▶ _Job_:
Copy out the listing that follows, exactly, without its pictures.

|---|

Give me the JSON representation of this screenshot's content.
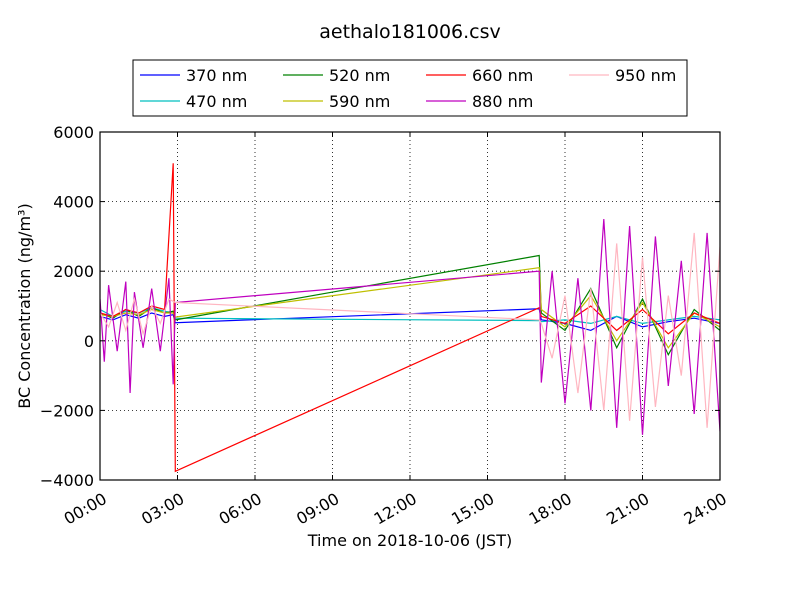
{
  "chart_data": {
    "type": "line",
    "title": "aethalo181006.csv",
    "xlabel": "Time on 2018-10-06 (JST)",
    "ylabel": "BC Concentration (ng/m³)",
    "xlim": [
      "00:00",
      "24:00"
    ],
    "ylim": [
      -4000,
      6000
    ],
    "x_ticks": [
      "00:00",
      "03:00",
      "06:00",
      "09:00",
      "12:00",
      "15:00",
      "18:00",
      "21:00",
      "24:00"
    ],
    "y_ticks": [
      -4000,
      -2000,
      0,
      2000,
      4000,
      6000
    ],
    "grid": true,
    "legend_placement": "above plot, 4 columns",
    "series": [
      {
        "name": "370 nm",
        "color": "#0000ff",
        "x": [
          "00:00",
          "00:30",
          "01:00",
          "01:30",
          "02:00",
          "02:30",
          "02:50",
          "02:55",
          "17:00",
          "17:05",
          "18:00",
          "19:00",
          "20:00",
          "21:00",
          "22:00",
          "23:00",
          "24:00"
        ],
        "values": [
          700,
          600,
          750,
          650,
          800,
          700,
          750,
          520,
          920,
          600,
          500,
          300,
          700,
          400,
          550,
          650,
          500
        ]
      },
      {
        "name": "470 nm",
        "color": "#00bfbf",
        "x": [
          "00:00",
          "00:30",
          "01:00",
          "01:30",
          "02:00",
          "02:30",
          "02:50",
          "02:55",
          "17:00",
          "17:05",
          "18:00",
          "19:00",
          "20:00",
          "21:00",
          "22:00",
          "23:00",
          "24:00"
        ],
        "values": [
          900,
          700,
          850,
          800,
          950,
          850,
          800,
          650,
          580,
          550,
          600,
          500,
          700,
          500,
          600,
          700,
          600
        ]
      },
      {
        "name": "520 nm",
        "color": "#008000",
        "x": [
          "00:00",
          "00:30",
          "01:00",
          "01:30",
          "02:00",
          "02:30",
          "02:50",
          "02:55",
          "17:00",
          "17:05",
          "18:00",
          "19:00",
          "20:00",
          "21:00",
          "22:00",
          "23:00",
          "24:00"
        ],
        "values": [
          800,
          650,
          900,
          700,
          950,
          800,
          850,
          600,
          2450,
          800,
          300,
          1500,
          -200,
          1200,
          -400,
          900,
          300
        ]
      },
      {
        "name": "590 nm",
        "color": "#bfbf00",
        "x": [
          "00:00",
          "00:30",
          "01:00",
          "01:30",
          "02:00",
          "02:30",
          "02:50",
          "02:55",
          "17:00",
          "17:05",
          "18:00",
          "19:00",
          "20:00",
          "21:00",
          "22:00",
          "23:00",
          "24:00"
        ],
        "values": [
          750,
          700,
          800,
          750,
          900,
          800,
          800,
          680,
          2100,
          900,
          400,
          1300,
          0,
          1100,
          -200,
          800,
          400
        ]
      },
      {
        "name": "660 nm",
        "color": "#ff0000",
        "x": [
          "00:00",
          "00:30",
          "01:00",
          "01:30",
          "02:00",
          "02:30",
          "02:50",
          "02:55",
          "17:00",
          "17:05",
          "18:00",
          "19:00",
          "20:00",
          "21:00",
          "22:00",
          "23:00",
          "24:00"
        ],
        "values": [
          800,
          700,
          900,
          800,
          1000,
          900,
          5100,
          -3750,
          950,
          700,
          500,
          1000,
          300,
          900,
          200,
          800,
          500
        ]
      },
      {
        "name": "880 nm",
        "color": "#bf00bf",
        "x": [
          "00:00",
          "00:10",
          "00:20",
          "00:40",
          "01:00",
          "01:10",
          "01:20",
          "01:40",
          "02:00",
          "02:20",
          "02:40",
          "02:50",
          "02:55",
          "17:00",
          "17:05",
          "17:30",
          "18:00",
          "18:30",
          "19:00",
          "19:30",
          "20:00",
          "20:30",
          "21:00",
          "21:30",
          "22:00",
          "22:30",
          "23:00",
          "23:30",
          "24:00"
        ],
        "values": [
          1200,
          -600,
          1600,
          -300,
          1700,
          -1500,
          1400,
          -200,
          1500,
          -300,
          1800,
          -1250,
          1100,
          2000,
          -1200,
          2000,
          -1800,
          1800,
          -2000,
          3500,
          -2500,
          3300,
          -2700,
          3000,
          -1300,
          2300,
          -2100,
          3100,
          -2600
        ]
      },
      {
        "name": "950 nm",
        "color": "#ffb6c1",
        "x": [
          "00:00",
          "00:20",
          "00:40",
          "01:00",
          "01:20",
          "01:40",
          "02:00",
          "02:20",
          "02:40",
          "02:55",
          "17:00",
          "17:05",
          "17:30",
          "18:00",
          "18:30",
          "19:00",
          "19:30",
          "20:00",
          "20:30",
          "21:00",
          "21:30",
          "22:00",
          "22:30",
          "23:00",
          "23:30",
          "24:00"
        ],
        "values": [
          800,
          400,
          1100,
          300,
          1200,
          200,
          1000,
          500,
          1200,
          1100,
          600,
          500,
          -500,
          1300,
          -1500,
          1500,
          -2000,
          2800,
          -2300,
          2400,
          -1900,
          1300,
          -1000,
          3100,
          -2500,
          2700
        ]
      }
    ]
  }
}
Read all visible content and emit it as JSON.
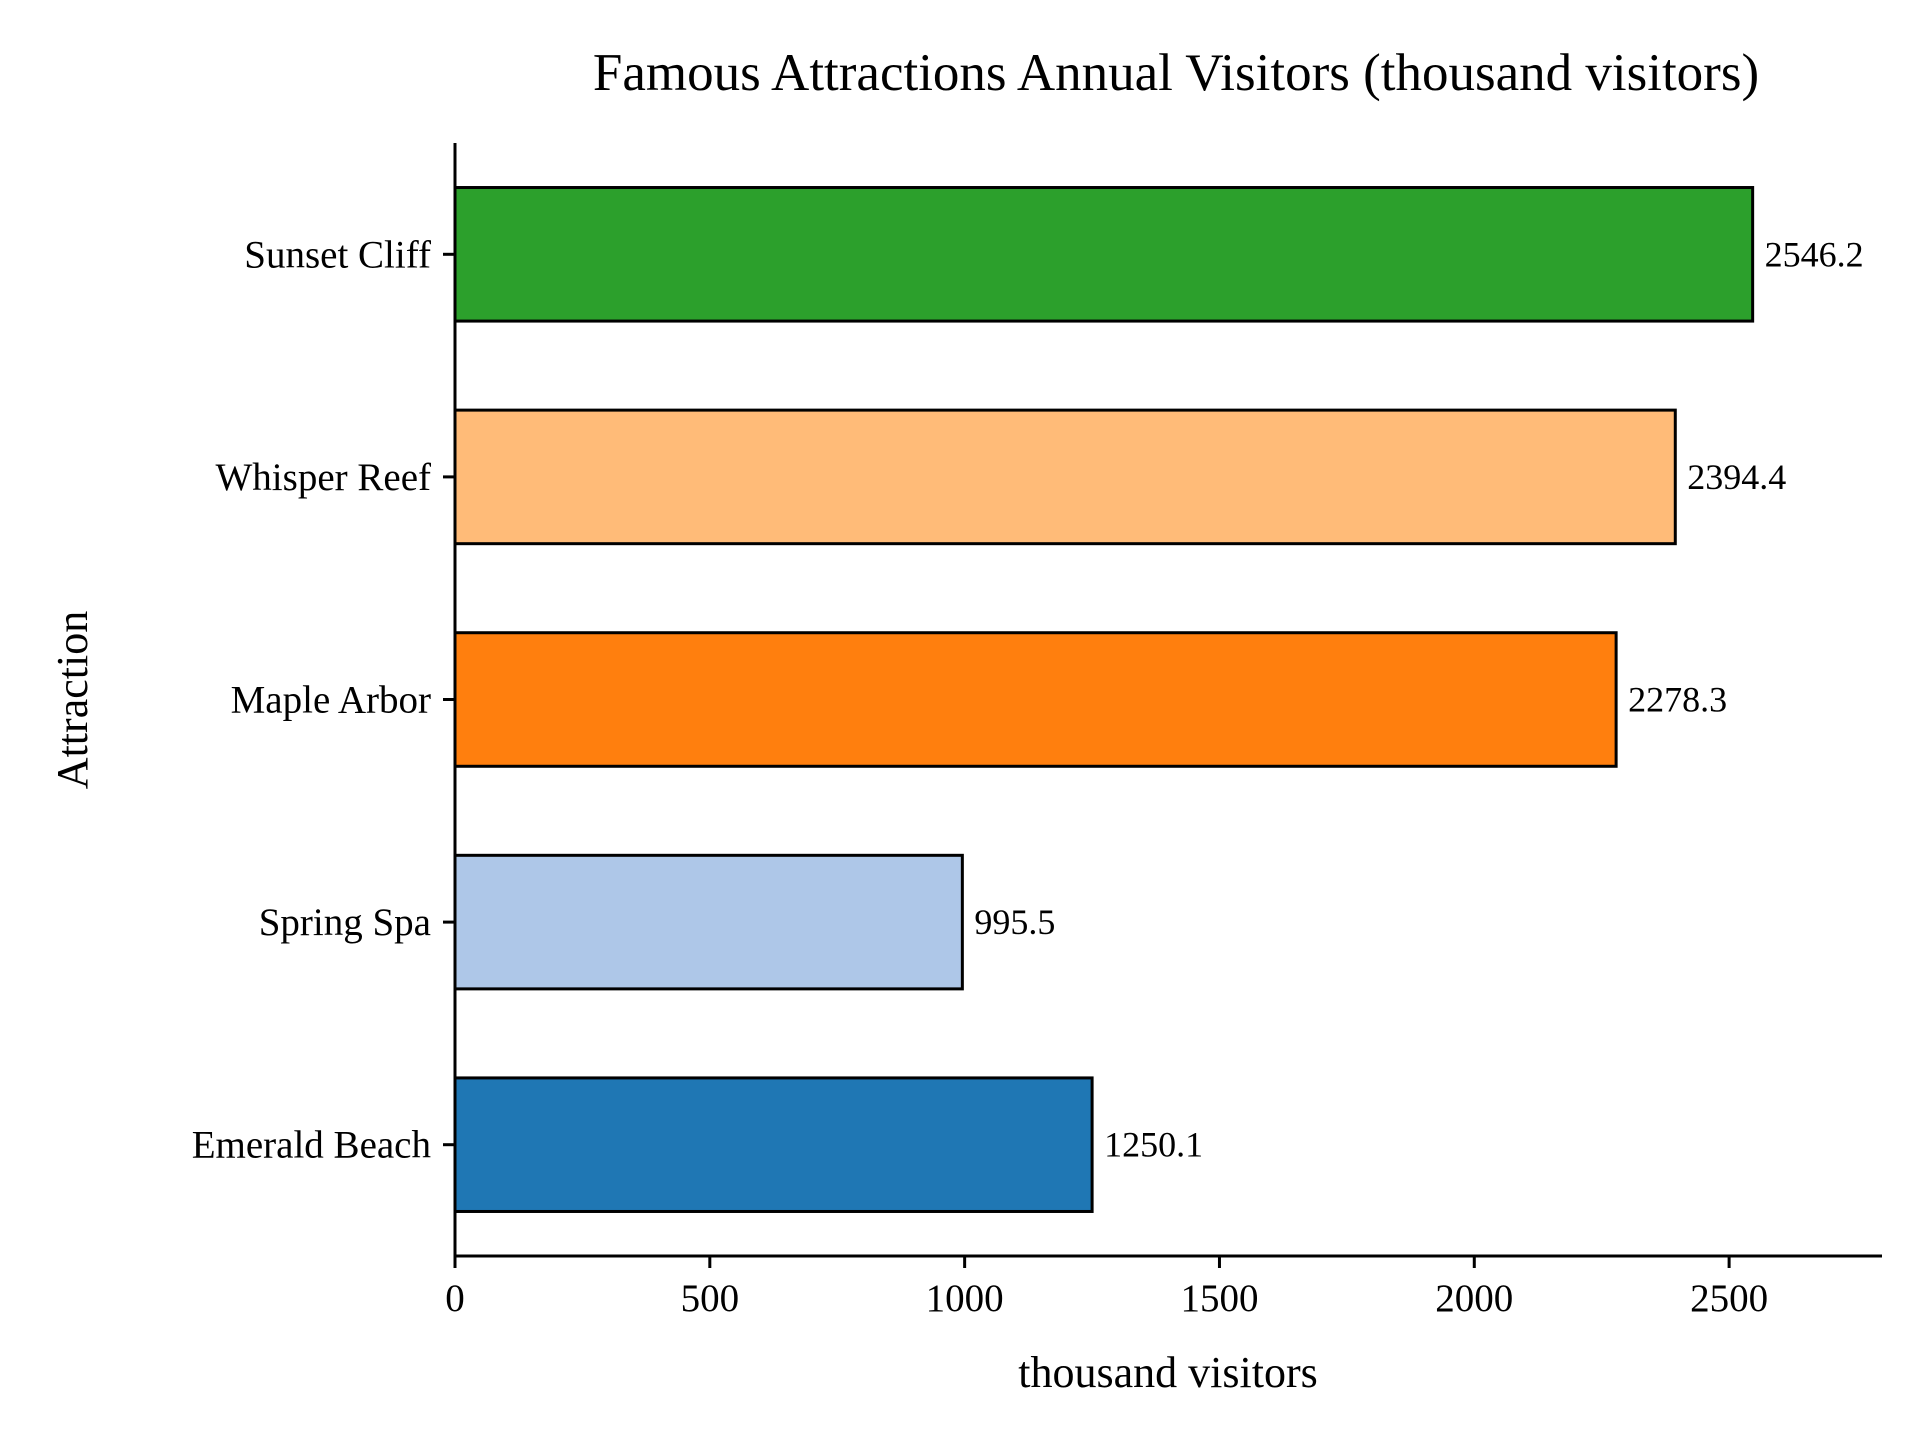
{
  "chart_data": {
    "type": "bar",
    "orientation": "horizontal",
    "title": "Famous Attractions Annual Visitors (thousand visitors)",
    "xlabel": "thousand visitors",
    "ylabel": "Attraction",
    "categories": [
      "Emerald Beach",
      "Spring Spa",
      "Maple Arbor",
      "Whisper Reef",
      "Sunset Cliff"
    ],
    "values": [
      1250.1,
      995.5,
      2278.3,
      2394.4,
      2546.2
    ],
    "value_labels": [
      "1250.1",
      "995.5",
      "2278.3",
      "2394.4",
      "2546.2"
    ],
    "colors": [
      "#1f77b4",
      "#aec7e8",
      "#ff7f0e",
      "#ffbb78",
      "#2ca02c"
    ],
    "xlim": [
      0,
      2800
    ],
    "xticks": [
      0,
      500,
      1000,
      1500,
      2000,
      2500
    ],
    "xtick_labels": [
      "0",
      "500",
      "1000",
      "1500",
      "2000",
      "2500"
    ],
    "grid": false,
    "legend": "none"
  }
}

|---|

▶ _Answer to this problem_:
Give me the JSON representation of this screenshot's content.
{
  "chart_data": {
    "type": "line",
    "title": "aethalo181006.csv",
    "xlabel": "Time on 2018-10-06 (JST)",
    "ylabel": "BC Concentration (ng/m³)",
    "xlim": [
      "00:00",
      "24:00"
    ],
    "ylim": [
      -4000,
      6000
    ],
    "x_ticks": [
      "00:00",
      "03:00",
      "06:00",
      "09:00",
      "12:00",
      "15:00",
      "18:00",
      "21:00",
      "24:00"
    ],
    "y_ticks": [
      -4000,
      -2000,
      0,
      2000,
      4000,
      6000
    ],
    "grid": true,
    "legend_placement": "above plot, 4 columns",
    "series": [
      {
        "name": "370 nm",
        "color": "#0000ff",
        "x": [
          "00:00",
          "00:30",
          "01:00",
          "01:30",
          "02:00",
          "02:30",
          "02:50",
          "02:55",
          "17:00",
          "17:05",
          "18:00",
          "19:00",
          "20:00",
          "21:00",
          "22:00",
          "23:00",
          "24:00"
        ],
        "values": [
          700,
          600,
          750,
          650,
          800,
          700,
          750,
          520,
          920,
          600,
          500,
          300,
          700,
          400,
          550,
          650,
          500
        ]
      },
      {
        "name": "470 nm",
        "color": "#00bfbf",
        "x": [
          "00:00",
          "00:30",
          "01:00",
          "01:30",
          "02:00",
          "02:30",
          "02:50",
          "02:55",
          "17:00",
          "17:05",
          "18:00",
          "19:00",
          "20:00",
          "21:00",
          "22:00",
          "23:00",
          "24:00"
        ],
        "values": [
          900,
          700,
          850,
          800,
          950,
          850,
          800,
          650,
          580,
          550,
          600,
          500,
          700,
          500,
          600,
          700,
          600
        ]
      },
      {
        "name": "520 nm",
        "color": "#008000",
        "x": [
          "00:00",
          "00:30",
          "01:00",
          "01:30",
          "02:00",
          "02:30",
          "02:50",
          "02:55",
          "17:00",
          "17:05",
          "18:00",
          "19:00",
          "20:00",
          "21:00",
          "22:00",
          "23:00",
          "24:00"
        ],
        "values": [
          800,
          650,
          900,
          700,
          950,
          800,
          850,
          600,
          2450,
          800,
          300,
          1500,
          -200,
          1200,
          -400,
          900,
          300
        ]
      },
      {
        "name": "590 nm",
        "color": "#bfbf00",
        "x": [
          "00:00",
          "00:30",
          "01:00",
          "01:30",
          "02:00",
          "02:30",
          "02:50",
          "02:55",
          "17:00",
          "17:05",
          "18:00",
          "19:00",
          "20:00",
          "21:00",
          "22:00",
          "23:00",
          "24:00"
        ],
        "values": [
          750,
          700,
          800,
          750,
          900,
          800,
          800,
          680,
          2100,
          900,
          400,
          1300,
          0,
          1100,
          -200,
          800,
          400
        ]
      },
      {
        "name": "660 nm",
        "color": "#ff0000",
        "x": [
          "00:00",
          "00:30",
          "01:00",
          "01:30",
          "02:00",
          "02:30",
          "02:50",
          "02:55",
          "17:00",
          "17:05",
          "18:00",
          "19:00",
          "20:00",
          "21:00",
          "22:00",
          "23:00",
          "24:00"
        ],
        "values": [
          800,
          700,
          900,
          800,
          1000,
          900,
          5100,
          -3750,
          950,
          700,
          500,
          1000,
          300,
          900,
          200,
          800,
          500
        ]
      },
      {
        "name": "880 nm",
        "color": "#bf00bf",
        "x": [
          "00:00",
          "00:10",
          "00:20",
          "00:40",
          "01:00",
          "01:10",
          "01:20",
          "01:40",
          "02:00",
          "02:20",
          "02:40",
          "02:50",
          "02:55",
          "17:00",
          "17:05",
          "17:30",
          "18:00",
          "18:30",
          "19:00",
          "19:30",
          "20:00",
          "20:30",
          "21:00",
          "21:30",
          "22:00",
          "22:30",
          "23:00",
          "23:30",
          "24:00"
        ],
        "values": [
          1200,
          -600,
          1600,
          -300,
          1700,
          -1500,
          1400,
          -200,
          1500,
          -300,
          1800,
          -1250,
          1100,
          2000,
          -1200,
          2000,
          -1800,
          1800,
          -2000,
          3500,
          -2500,
          3300,
          -2700,
          3000,
          -1300,
          2300,
          -2100,
          3100,
          -2600
        ]
      },
      {
        "name": "950 nm",
        "color": "#ffb6c1",
        "x": [
          "00:00",
          "00:20",
          "00:40",
          "01:00",
          "01:20",
          "01:40",
          "02:00",
          "02:20",
          "02:40",
          "02:55",
          "17:00",
          "17:05",
          "17:30",
          "18:00",
          "18:30",
          "19:00",
          "19:30",
          "20:00",
          "20:30",
          "21:00",
          "21:30",
          "22:00",
          "22:30",
          "23:00",
          "23:30",
          "24:00"
        ],
        "values": [
          800,
          400,
          1100,
          300,
          1200,
          200,
          1000,
          500,
          1200,
          1100,
          600,
          500,
          -500,
          1300,
          -1500,
          1500,
          -2000,
          2800,
          -2300,
          2400,
          -1900,
          1300,
          -1000,
          3100,
          -2500,
          2700
        ]
      }
    ]
  }
}
Read all visible content and emit it as JSON.
{
  "chart_data": {
    "type": "bar",
    "orientation": "horizontal",
    "title": "Famous Attractions Annual Visitors (thousand visitors)",
    "xlabel": "thousand visitors",
    "ylabel": "Attraction",
    "categories": [
      "Emerald Beach",
      "Spring Spa",
      "Maple Arbor",
      "Whisper Reef",
      "Sunset Cliff"
    ],
    "values": [
      1250.1,
      995.5,
      2278.3,
      2394.4,
      2546.2
    ],
    "value_labels": [
      "1250.1",
      "995.5",
      "2278.3",
      "2394.4",
      "2546.2"
    ],
    "colors": [
      "#1f77b4",
      "#aec7e8",
      "#ff7f0e",
      "#ffbb78",
      "#2ca02c"
    ],
    "xlim": [
      0,
      2800
    ],
    "xticks": [
      0,
      500,
      1000,
      1500,
      2000,
      2500
    ],
    "xtick_labels": [
      "0",
      "500",
      "1000",
      "1500",
      "2000",
      "2500"
    ],
    "grid": false,
    "legend": "none"
  }
}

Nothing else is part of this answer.